-- START OF Records --
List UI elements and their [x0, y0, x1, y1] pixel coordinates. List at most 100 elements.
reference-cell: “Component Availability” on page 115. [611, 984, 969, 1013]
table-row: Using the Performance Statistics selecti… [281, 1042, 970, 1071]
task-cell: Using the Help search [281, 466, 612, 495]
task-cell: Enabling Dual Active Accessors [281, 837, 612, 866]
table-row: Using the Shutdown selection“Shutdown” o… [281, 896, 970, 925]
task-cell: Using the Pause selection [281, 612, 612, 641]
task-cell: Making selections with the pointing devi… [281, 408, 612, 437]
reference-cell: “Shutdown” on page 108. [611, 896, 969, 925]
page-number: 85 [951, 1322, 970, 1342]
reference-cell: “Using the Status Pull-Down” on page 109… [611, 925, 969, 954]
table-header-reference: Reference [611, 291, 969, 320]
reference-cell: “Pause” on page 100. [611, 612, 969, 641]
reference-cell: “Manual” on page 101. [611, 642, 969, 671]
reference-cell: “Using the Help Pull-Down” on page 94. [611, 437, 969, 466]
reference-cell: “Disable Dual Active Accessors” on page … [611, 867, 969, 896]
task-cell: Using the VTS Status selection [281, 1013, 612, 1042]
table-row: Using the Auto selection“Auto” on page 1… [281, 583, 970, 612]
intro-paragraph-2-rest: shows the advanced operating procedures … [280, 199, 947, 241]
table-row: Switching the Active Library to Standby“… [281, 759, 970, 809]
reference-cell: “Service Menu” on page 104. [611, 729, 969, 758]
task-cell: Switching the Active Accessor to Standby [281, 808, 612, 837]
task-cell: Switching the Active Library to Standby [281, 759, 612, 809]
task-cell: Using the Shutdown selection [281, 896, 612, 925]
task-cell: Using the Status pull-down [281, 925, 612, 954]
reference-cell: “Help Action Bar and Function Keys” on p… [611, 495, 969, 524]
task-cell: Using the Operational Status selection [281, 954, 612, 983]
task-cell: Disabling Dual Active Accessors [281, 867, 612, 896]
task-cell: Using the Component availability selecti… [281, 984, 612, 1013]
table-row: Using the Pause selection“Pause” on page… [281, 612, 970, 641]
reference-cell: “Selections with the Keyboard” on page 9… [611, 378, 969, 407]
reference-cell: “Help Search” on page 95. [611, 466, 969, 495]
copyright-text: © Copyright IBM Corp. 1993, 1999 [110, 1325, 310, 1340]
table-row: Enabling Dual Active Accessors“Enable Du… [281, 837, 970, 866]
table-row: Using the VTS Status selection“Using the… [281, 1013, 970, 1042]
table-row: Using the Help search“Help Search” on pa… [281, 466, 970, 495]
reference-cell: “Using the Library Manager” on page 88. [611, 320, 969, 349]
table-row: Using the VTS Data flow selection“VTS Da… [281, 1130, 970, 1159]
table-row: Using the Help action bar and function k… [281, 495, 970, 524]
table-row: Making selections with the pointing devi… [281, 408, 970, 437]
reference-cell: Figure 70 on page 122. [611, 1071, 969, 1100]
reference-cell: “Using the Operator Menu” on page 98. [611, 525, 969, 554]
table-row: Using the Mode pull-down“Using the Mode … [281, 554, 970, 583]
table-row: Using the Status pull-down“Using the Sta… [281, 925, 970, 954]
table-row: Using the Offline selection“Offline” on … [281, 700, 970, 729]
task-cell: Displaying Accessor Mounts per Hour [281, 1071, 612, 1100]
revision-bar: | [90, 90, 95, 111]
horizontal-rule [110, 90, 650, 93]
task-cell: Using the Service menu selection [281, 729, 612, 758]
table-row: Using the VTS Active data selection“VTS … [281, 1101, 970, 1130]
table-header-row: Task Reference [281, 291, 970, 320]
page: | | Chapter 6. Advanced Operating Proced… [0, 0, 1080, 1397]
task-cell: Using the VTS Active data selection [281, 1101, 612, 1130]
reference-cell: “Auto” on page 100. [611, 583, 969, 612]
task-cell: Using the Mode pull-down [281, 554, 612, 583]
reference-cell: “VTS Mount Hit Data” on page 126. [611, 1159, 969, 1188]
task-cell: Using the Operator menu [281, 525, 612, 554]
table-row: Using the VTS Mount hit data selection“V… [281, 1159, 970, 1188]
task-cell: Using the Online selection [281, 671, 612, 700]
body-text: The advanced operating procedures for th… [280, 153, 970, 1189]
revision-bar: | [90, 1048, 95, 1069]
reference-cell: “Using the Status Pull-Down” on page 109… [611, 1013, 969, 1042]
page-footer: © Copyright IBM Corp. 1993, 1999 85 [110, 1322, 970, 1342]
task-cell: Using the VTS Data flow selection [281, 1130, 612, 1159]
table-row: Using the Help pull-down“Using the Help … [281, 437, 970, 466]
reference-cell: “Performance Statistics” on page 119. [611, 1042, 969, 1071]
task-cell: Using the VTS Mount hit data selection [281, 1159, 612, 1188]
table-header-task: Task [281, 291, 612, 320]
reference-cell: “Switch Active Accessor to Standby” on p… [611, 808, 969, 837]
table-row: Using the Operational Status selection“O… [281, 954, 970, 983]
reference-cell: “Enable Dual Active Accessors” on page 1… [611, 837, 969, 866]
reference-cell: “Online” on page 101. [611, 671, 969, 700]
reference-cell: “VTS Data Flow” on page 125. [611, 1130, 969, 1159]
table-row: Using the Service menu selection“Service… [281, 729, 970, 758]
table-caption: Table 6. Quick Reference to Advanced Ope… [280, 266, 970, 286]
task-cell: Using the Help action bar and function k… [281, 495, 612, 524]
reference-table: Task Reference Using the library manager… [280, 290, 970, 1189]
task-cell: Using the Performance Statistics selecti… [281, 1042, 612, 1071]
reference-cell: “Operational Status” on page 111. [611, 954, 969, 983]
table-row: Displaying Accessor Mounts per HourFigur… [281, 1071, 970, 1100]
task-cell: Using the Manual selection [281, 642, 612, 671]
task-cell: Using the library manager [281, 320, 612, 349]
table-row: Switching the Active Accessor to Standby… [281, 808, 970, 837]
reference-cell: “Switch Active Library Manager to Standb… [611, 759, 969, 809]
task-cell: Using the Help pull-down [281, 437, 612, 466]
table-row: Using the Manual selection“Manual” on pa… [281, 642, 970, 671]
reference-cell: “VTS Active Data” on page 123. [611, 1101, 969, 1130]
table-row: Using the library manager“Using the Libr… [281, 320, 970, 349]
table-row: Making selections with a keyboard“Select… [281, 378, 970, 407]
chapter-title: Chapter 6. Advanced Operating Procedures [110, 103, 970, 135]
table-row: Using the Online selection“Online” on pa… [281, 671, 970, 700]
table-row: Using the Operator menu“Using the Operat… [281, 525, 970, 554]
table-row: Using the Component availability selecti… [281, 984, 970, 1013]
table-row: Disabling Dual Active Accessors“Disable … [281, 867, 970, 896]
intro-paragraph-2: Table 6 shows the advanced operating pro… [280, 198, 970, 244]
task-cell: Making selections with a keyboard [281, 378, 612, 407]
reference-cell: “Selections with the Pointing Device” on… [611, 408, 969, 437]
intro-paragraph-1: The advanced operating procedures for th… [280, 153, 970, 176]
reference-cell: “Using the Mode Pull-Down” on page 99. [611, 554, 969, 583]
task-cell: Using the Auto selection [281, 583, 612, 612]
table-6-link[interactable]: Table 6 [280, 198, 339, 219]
-- END OF Records --
### What you need to do
Could you update the records from the first line through the line containing "642, 969, 671]", inclusive, changing "task-cell" to "procedure-cell" and leaving everything else the same? Give back only those lines.

### Complete answer
List UI elements and their [x0, y0, x1, y1] pixel coordinates. List at most 100 elements.
reference-cell: “Component Availability” on page 115. [611, 984, 969, 1013]
table-row: Using the Performance Statistics selecti… [281, 1042, 970, 1071]
procedure-cell: Using the Help search [281, 466, 612, 495]
procedure-cell: Enabling Dual Active Accessors [281, 837, 612, 866]
table-row: Using the Shutdown selection“Shutdown” o… [281, 896, 970, 925]
procedure-cell: Using the Pause selection [281, 612, 612, 641]
procedure-cell: Making selections with the pointing devi… [281, 408, 612, 437]
reference-cell: “Shutdown” on page 108. [611, 896, 969, 925]
page-number: 85 [951, 1322, 970, 1342]
reference-cell: “Using the Status Pull-Down” on page 109… [611, 925, 969, 954]
table-header-reference: Reference [611, 291, 969, 320]
reference-cell: “Pause” on page 100. [611, 612, 969, 641]
reference-cell: “Manual” on page 101. [611, 642, 969, 671]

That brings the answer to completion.